Все то, что я хотел сказать во вступительном слове, я сказал. Бейте теперь вовсю в порядке критики самым зубастым образом. Хватаните нас — и мы потом подружимся с вами.

{329} Верность ума и чувства
[Василию Ивановичу Качалову]
(1935 г.)[dxxvii]

Пушкинское определение качеств Баратынского-поэта целиком, как мне кажется, приложимо к Вашим качествам актера.

Однако в те годы, когда жили и творили Пушкин и Баратынский, эти качества «менее действовали на толпу, — по выражению Пушкина, — нежели преувеличение (exagération) модной поэзии», «критики изъявили в отношении к Баратынскому или недобросовестное равнодушие, или даже неприязненное расположение»; «из наших поэтов, — писал Пушкин в 1829 году, — Баратынский всех менее пользуется обычной благосклонностью журналов».

Вы, Василий Иванович, не можете пожаловаться ни на недобросовестное равнодушие, ни на неприязненное расположение к Вам ни со стороны рабочего зрителя, ни со стороны нашей советской критики.

ВЫДЕРЖКА ИЗ ДАННЫХ:
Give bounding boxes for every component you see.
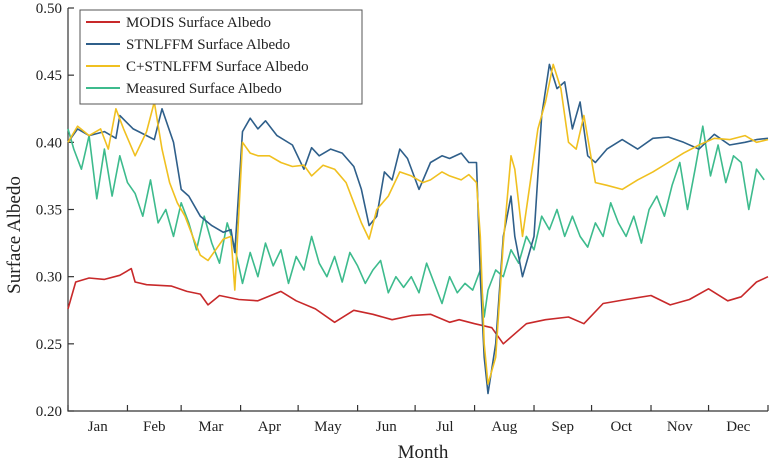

ОПИСАНИЕ ЗАДАНИЯ:
Перечислите всех людей, упомянутых в цитируемом тексте по имени или фамилии.

РЕШЕНИЕ ЗАДАЧИ:
Василий Иванович Качалов, Пушкин, Баратынский.